begin

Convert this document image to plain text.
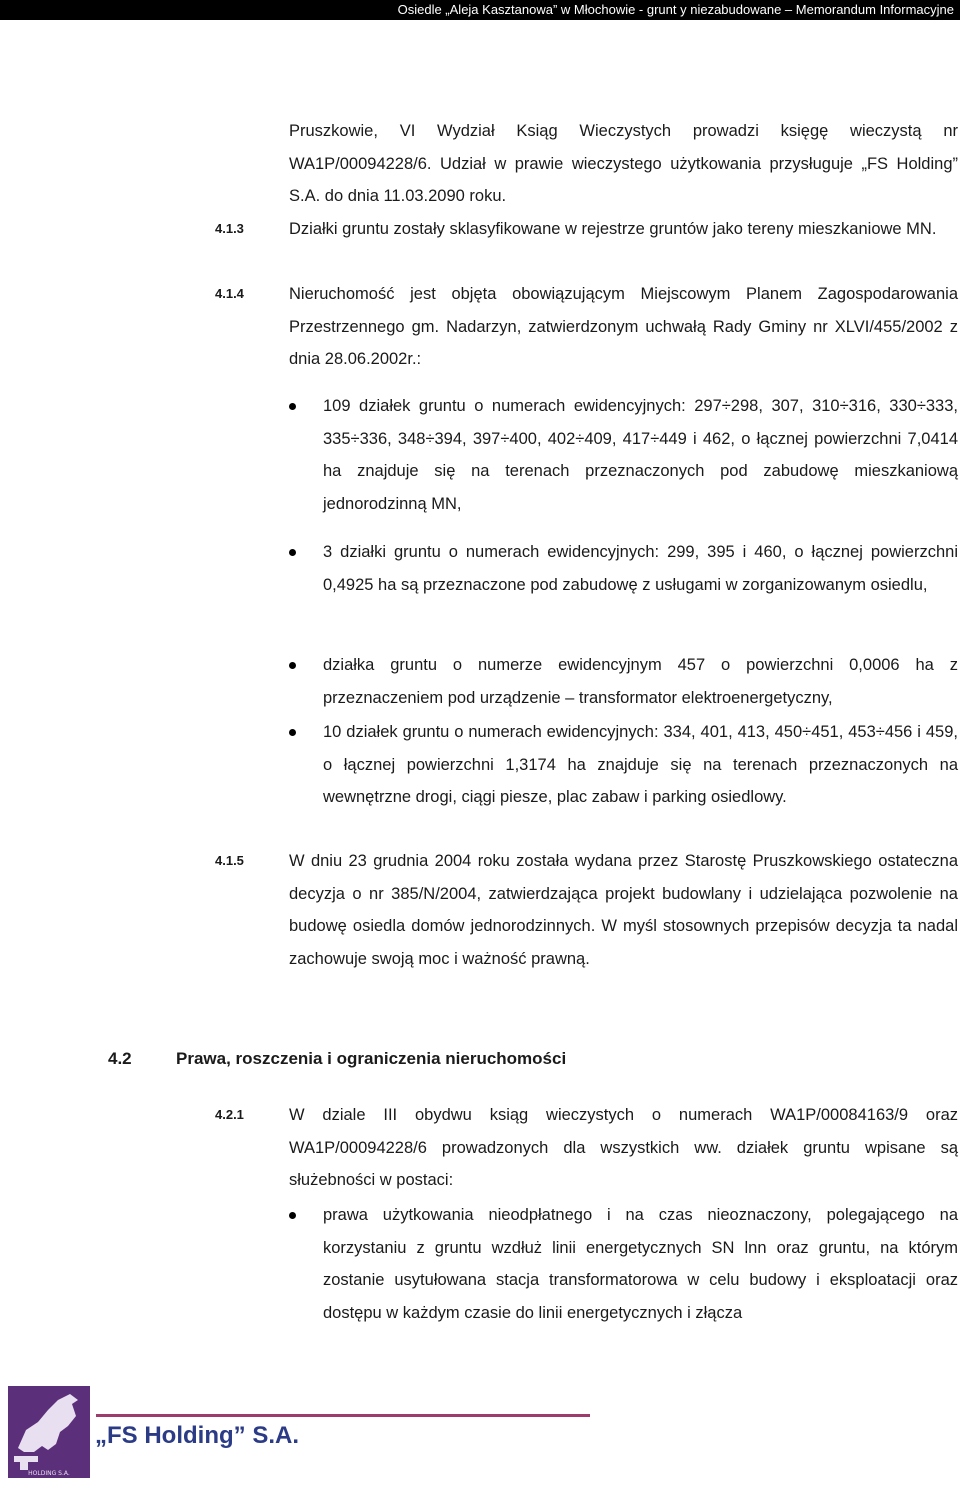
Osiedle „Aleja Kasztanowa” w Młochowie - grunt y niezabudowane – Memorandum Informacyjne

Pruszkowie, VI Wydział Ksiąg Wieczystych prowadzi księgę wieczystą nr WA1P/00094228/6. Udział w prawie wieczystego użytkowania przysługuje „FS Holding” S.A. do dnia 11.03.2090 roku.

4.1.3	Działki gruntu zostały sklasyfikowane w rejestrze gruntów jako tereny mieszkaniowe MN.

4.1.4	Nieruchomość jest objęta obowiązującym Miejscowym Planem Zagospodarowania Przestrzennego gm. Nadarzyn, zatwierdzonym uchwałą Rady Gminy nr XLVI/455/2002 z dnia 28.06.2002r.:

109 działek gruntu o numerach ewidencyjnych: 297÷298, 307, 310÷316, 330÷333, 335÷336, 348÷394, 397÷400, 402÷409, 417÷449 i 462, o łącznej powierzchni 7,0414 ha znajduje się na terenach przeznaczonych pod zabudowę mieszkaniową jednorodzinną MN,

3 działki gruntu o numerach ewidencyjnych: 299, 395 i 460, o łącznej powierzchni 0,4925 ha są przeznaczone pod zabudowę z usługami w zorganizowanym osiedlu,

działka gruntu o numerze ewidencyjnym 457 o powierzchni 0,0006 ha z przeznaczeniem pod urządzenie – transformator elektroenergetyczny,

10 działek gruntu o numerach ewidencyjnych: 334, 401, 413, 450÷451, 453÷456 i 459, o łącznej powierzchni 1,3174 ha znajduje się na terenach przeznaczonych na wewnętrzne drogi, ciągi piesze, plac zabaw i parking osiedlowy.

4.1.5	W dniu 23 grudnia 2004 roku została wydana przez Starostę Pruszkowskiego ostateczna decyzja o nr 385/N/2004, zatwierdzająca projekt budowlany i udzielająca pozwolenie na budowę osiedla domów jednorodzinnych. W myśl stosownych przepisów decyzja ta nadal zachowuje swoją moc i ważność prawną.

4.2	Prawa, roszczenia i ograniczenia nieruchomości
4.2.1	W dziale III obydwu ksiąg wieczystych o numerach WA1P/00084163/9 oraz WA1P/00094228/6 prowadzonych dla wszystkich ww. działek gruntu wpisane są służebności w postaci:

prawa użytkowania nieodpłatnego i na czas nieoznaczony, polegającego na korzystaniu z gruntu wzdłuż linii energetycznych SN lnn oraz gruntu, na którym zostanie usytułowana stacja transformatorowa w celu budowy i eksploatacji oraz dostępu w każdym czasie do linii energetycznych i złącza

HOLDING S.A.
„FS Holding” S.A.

end

◆ Challenge ◆
Your task is to gather all lines from the entries above that hold the word "użytkowania".

◆ Complete output ◆
Pruszkowie, VI Wydział Ksiąg Wieczystych prowadzi księgę wieczystą nr WA1P/00094228/6. Udział w prawie wieczystego użytkowania przysługuje „FS Holding” S.A. do dnia 11.03.2090 roku.
prawa użytkowania nieodpłatnego i na czas nieoznaczony, polegającego na korzystaniu z gruntu wzdłuż linii energetycznych SN lnn oraz gruntu, na którym zostanie usytułowana stacja transformatorowa w celu budowy i eksploatacji oraz dostępu w każdym czasie do linii energetycznych i złącza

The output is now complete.